_EXERCISE DESCRIPTION_: Without altering anything, output the material below.

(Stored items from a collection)
-*-
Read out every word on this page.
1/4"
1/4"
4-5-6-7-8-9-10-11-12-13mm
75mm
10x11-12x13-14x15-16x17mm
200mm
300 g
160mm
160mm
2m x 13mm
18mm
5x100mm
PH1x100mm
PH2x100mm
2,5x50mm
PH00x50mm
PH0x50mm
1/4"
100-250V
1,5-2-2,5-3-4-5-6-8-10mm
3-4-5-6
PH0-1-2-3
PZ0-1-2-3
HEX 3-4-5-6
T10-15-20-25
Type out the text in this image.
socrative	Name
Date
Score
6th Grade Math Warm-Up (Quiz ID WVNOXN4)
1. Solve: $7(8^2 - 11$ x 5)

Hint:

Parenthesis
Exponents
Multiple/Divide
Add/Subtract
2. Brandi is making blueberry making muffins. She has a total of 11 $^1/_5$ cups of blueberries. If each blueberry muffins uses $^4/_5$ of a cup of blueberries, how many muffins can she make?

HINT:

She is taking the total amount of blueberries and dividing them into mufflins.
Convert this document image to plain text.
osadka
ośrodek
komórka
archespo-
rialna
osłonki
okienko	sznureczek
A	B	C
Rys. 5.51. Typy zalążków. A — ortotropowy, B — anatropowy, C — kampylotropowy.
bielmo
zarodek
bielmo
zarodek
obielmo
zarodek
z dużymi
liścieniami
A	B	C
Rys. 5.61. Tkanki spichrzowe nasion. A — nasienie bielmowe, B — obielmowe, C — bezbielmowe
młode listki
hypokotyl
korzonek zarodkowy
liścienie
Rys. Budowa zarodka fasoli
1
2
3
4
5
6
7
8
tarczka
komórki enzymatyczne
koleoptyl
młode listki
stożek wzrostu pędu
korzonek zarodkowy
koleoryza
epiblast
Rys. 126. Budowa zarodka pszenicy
-*-
_FINISHED ANSWER_:
Read out every word on this page.
1/4"
1/4"
4-5-6-7-8-9-10-11-12-13mm
75mm
10x11-12x13-14x15-16x17mm
200mm
300 g
160mm
160mm
2m x 13mm
18mm
5x100mm
PH1x100mm
PH2x100mm
2,5x50mm
PH00x50mm
PH0x50mm
1/4"
100-250V
1,5-2-2,5-3-4-5-6-8-10mm
3-4-5-6
PH0-1-2-3
PZ0-1-2-3
HEX 3-4-5-6
T10-15-20-25
Type out the text in this image.
socrative	Name
Date
Score
6th Grade Math Warm-Up (Quiz ID WVNOXN4)
1. Solve: $7(8^2 - 11$ x 5)

Hint:

Parenthesis
Exponents
Multiple/Divide
Add/Subtract
2. Brandi is making blueberry making muffins. She has a total of 11 $^1/_5$ cups of blueberries. If each blueberry muffins uses $^4/_5$ of a cup of blueberries, how many muffins can she make?

HINT:

She is taking the total amount of blueberries and dividing them into mufflins.
Convert this document image to plain text.
osadka
ośrodek
komórka
archespo-
rialna
osłonki
okienko	sznureczek
A	B	C
Rys. 5.51. Typy zalążków. A — ortotropowy, B — anatropowy, C — kampylotropowy.
bielmo
zarodek
bielmo
zarodek
obielmo
zarodek
z dużymi
liścieniami
A	B	C
Rys. 5.61. Tkanki spichrzowe nasion. A — nasienie bielmowe, B — obielmowe, C — bezbielmowe
młode listki
hypokotyl
korzonek zarodkowy
liścienie
Rys. Budowa zarodka fasoli
1
2
3
4
5
6
7
8
tarczka
komórki enzymatyczne
koleoptyl
młode listki
stożek wzrostu pędu
korzonek zarodkowy
koleoryza
epiblast
Rys. 126. Budowa zarodka pszenicy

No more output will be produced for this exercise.